--- begin Material supplied ---
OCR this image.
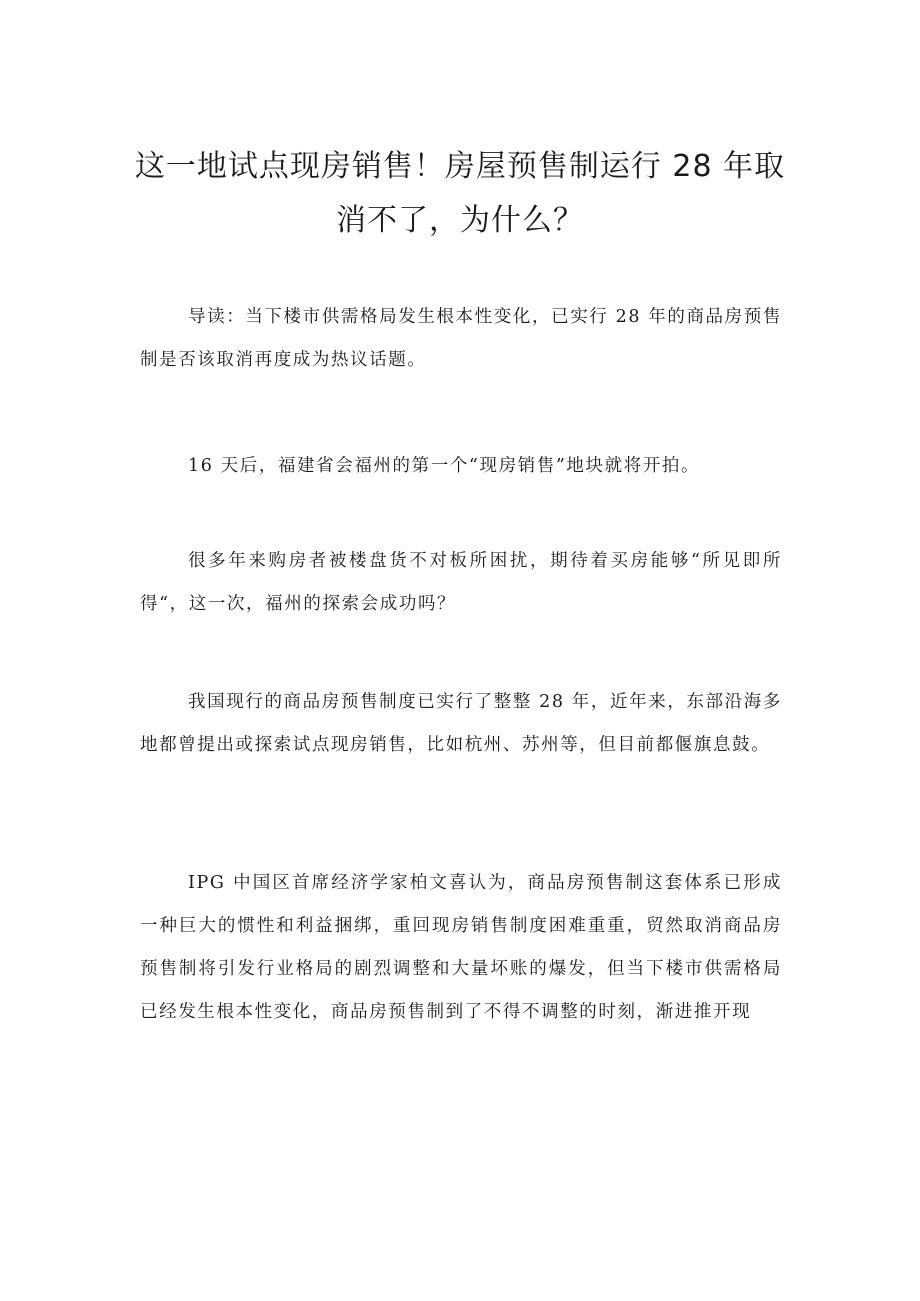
这一地试点现房销售！房屋预售制运行 28 年取消不了，为什么？

导读：当下楼市供需格局发生根本性变化，已实行 28 年的商品房预售制是否该取消再度成为热议话题。

16 天后，福建省会福州的第一个“现房销售”地块就将开拍。

很多年来购房者被楼盘货不对板所困扰，期待着买房能够“所见即所得“，这一次，福州的探索会成功吗？

我国现行的商品房预售制度已实行了整整 28 年，近年来，东部沿海多地都曾提出或探索试点现房销售，比如杭州、苏州等，但目前都偃旗息鼓。

IPG 中国区首席经济学家柏文喜认为，商品房预售制这套体系已形成一种巨大的惯性和利益捆绑，重回现房销售制度困难重重，贸然取消商品房预售制将引发行业格局的剧烈调整和大量坏账的爆发，但当下楼市供需格局已经发生根本性变化，商品房预售制到了不得不调整的时刻，渐进推开现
--- end Material supplied ---
▸ **Exercise directions**: Skip every picture and transcribe the data above exactly.

▸ **Task solution**:
OCR this image.
这一地试点现房销售！房屋预售制运行 28 年取消不了，为什么？

导读：当下楼市供需格局发生根本性变化，已实行 28 年的商品房预售制是否该取消再度成为热议话题。

16 天后，福建省会福州的第一个“现房销售”地块就将开拍。

很多年来购房者被楼盘货不对板所困扰，期待着买房能够“所见即所得“，这一次，福州的探索会成功吗？

我国现行的商品房预售制度已实行了整整 28 年，近年来，东部沿海多地都曾提出或探索试点现房销售，比如杭州、苏州等，但目前都偃旗息鼓。

IPG 中国区首席经济学家柏文喜认为，商品房预售制这套体系已形成一种巨大的惯性和利益捆绑，重回现房销售制度困难重重，贸然取消商品房预售制将引发行业格局的剧烈调整和大量坏账的爆发，但当下楼市供需格局已经发生根本性变化，商品房预售制到了不得不调整的时刻，渐进推开现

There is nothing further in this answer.